# Records supplied start
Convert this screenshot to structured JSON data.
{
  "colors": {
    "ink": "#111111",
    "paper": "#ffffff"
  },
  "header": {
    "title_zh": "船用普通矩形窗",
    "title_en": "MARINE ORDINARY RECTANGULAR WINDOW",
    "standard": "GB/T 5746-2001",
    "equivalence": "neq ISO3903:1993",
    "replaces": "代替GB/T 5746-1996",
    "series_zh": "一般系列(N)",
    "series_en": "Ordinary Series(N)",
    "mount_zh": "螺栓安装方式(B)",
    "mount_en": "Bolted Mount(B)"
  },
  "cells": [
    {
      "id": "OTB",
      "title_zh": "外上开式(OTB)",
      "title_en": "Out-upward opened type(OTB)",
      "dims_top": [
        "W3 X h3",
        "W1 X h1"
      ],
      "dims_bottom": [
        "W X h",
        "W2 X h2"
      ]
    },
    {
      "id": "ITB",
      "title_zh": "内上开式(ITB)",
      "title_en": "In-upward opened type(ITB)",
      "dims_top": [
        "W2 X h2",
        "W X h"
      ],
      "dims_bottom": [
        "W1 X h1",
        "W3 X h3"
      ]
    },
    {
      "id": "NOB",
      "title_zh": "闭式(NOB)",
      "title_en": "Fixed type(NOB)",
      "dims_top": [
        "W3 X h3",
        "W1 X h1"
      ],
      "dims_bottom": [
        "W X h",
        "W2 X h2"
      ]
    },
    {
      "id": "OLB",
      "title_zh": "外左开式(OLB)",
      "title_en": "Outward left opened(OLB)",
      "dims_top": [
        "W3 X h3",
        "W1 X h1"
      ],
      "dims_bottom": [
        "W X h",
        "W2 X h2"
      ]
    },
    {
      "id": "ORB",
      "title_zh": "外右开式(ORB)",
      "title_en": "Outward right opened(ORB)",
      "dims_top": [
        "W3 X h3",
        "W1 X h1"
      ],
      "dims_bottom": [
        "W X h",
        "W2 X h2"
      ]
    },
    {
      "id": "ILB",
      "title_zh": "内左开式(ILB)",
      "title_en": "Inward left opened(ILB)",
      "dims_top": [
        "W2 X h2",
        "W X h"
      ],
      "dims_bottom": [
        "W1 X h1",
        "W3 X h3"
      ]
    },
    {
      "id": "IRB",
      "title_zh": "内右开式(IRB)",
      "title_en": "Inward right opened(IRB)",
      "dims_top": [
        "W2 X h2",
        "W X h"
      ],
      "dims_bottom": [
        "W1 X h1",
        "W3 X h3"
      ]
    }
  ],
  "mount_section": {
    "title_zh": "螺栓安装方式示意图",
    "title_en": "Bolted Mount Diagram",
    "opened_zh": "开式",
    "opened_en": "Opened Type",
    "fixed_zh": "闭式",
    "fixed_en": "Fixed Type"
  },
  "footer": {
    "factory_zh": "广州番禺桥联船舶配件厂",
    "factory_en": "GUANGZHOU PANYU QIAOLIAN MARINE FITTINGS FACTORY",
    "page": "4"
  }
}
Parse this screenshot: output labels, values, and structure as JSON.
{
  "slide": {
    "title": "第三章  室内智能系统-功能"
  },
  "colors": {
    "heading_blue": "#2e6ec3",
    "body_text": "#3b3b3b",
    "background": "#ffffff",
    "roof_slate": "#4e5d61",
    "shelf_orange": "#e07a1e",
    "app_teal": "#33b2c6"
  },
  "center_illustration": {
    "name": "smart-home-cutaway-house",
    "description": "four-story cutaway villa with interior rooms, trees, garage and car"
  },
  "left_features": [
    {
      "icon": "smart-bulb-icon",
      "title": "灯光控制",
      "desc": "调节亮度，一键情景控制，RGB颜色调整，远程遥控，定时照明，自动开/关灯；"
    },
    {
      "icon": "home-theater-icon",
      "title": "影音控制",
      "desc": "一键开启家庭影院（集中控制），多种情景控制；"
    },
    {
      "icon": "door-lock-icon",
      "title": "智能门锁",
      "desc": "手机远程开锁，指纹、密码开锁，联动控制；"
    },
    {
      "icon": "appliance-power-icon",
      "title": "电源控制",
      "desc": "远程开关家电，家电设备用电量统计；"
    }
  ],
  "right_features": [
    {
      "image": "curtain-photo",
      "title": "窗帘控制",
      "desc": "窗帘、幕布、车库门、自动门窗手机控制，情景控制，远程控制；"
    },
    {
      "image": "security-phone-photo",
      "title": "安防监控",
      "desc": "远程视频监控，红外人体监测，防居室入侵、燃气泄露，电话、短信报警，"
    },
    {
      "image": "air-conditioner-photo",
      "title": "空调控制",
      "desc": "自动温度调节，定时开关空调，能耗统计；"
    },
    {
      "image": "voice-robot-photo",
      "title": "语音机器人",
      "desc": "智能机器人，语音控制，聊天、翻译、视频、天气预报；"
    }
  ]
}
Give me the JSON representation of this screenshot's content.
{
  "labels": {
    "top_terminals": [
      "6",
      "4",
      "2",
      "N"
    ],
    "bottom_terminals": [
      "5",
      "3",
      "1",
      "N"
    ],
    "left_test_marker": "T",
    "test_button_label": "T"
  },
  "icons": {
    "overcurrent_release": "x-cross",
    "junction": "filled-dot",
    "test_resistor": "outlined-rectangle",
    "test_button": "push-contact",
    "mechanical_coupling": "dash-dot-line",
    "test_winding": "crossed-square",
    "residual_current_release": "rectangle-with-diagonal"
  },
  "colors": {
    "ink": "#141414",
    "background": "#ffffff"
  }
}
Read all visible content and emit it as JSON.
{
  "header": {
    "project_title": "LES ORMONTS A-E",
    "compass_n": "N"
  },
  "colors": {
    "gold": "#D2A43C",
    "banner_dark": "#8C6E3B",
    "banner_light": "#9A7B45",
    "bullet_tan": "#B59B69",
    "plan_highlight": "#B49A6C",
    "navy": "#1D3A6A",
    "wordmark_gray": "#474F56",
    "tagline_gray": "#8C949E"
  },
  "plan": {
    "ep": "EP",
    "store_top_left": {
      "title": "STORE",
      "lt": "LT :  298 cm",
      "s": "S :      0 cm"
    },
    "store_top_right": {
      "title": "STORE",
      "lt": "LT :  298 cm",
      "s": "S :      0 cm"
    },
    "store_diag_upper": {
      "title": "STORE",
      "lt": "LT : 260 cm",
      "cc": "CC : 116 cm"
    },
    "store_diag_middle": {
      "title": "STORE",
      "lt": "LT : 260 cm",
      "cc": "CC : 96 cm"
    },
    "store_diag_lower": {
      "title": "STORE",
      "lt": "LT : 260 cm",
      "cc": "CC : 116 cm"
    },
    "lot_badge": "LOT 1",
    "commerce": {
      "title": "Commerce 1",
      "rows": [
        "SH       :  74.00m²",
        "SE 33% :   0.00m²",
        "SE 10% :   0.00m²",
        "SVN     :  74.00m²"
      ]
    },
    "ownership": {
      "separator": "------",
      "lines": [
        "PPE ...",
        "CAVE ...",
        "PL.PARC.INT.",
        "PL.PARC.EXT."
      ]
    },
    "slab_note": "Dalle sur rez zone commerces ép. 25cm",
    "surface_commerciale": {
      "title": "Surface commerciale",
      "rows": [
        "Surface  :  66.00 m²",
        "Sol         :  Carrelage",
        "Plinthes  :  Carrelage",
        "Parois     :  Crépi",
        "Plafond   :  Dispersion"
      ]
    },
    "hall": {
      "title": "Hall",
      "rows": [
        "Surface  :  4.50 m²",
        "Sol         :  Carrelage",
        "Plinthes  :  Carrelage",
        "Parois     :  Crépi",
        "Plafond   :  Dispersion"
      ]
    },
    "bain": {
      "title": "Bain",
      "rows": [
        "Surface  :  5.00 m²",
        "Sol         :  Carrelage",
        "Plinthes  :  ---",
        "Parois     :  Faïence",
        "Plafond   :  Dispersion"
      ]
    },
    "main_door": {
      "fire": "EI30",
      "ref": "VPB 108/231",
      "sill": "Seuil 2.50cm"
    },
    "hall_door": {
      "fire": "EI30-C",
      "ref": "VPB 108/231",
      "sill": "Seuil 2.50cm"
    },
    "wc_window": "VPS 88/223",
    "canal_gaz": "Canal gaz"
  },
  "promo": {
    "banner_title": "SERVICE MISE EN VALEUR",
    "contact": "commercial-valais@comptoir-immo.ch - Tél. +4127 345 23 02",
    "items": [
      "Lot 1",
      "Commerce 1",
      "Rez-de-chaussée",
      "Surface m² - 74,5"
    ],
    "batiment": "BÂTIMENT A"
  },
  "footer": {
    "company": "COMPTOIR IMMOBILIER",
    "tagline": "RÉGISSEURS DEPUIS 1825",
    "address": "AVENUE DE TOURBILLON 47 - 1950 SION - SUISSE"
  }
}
# Records supplied end
## Exercise task
Write out every line of the data that holds the word "JSON".

## Final answer
Convert this screenshot to structured JSON data.
Parse this screenshot: output labels, values, and structure as JSON.
Give me the JSON representation of this screenshot's content.
Read all visible content and emit it as JSON.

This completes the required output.